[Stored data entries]
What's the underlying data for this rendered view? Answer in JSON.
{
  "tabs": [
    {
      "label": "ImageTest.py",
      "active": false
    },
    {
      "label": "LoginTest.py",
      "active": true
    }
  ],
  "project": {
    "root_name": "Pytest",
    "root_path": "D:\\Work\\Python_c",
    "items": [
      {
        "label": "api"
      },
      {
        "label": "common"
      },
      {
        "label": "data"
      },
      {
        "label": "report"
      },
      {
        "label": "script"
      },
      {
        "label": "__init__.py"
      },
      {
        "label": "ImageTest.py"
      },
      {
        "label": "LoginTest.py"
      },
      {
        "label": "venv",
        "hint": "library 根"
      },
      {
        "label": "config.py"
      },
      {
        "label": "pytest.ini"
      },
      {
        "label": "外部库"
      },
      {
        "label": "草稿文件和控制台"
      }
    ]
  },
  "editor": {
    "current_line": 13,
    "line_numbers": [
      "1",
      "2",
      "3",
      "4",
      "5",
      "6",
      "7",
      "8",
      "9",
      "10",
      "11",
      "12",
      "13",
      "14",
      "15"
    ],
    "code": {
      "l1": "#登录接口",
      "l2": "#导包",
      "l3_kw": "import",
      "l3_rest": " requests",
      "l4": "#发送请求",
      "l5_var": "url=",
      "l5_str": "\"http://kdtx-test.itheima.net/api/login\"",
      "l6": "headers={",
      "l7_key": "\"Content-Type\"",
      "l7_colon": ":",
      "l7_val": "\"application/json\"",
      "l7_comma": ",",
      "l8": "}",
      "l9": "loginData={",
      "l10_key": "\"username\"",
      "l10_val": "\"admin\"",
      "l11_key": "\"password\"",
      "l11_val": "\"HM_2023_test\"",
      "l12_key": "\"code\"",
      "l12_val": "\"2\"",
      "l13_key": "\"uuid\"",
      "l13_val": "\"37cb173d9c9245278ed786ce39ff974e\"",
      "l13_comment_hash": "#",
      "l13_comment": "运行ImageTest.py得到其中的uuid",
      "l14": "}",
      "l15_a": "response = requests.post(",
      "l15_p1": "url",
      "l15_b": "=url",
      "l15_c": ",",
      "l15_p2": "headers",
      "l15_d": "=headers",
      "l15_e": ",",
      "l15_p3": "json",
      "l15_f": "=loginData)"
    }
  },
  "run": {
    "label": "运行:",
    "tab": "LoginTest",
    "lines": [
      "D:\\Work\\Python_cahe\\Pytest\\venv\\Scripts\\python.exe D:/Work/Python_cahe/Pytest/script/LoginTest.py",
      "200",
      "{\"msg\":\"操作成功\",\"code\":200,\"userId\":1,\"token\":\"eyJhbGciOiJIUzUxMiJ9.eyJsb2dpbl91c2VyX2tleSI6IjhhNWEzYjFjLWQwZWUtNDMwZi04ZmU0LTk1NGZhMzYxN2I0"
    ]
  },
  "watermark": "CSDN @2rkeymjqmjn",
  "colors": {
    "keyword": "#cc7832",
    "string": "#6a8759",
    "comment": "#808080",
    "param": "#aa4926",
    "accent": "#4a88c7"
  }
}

* _The exercise_
Pick out each line that holds the string "headers".

* _Result for this exercise_
      "l6": "headers={",
      "l15_p2": "headers",
      "l15_d": "=headers",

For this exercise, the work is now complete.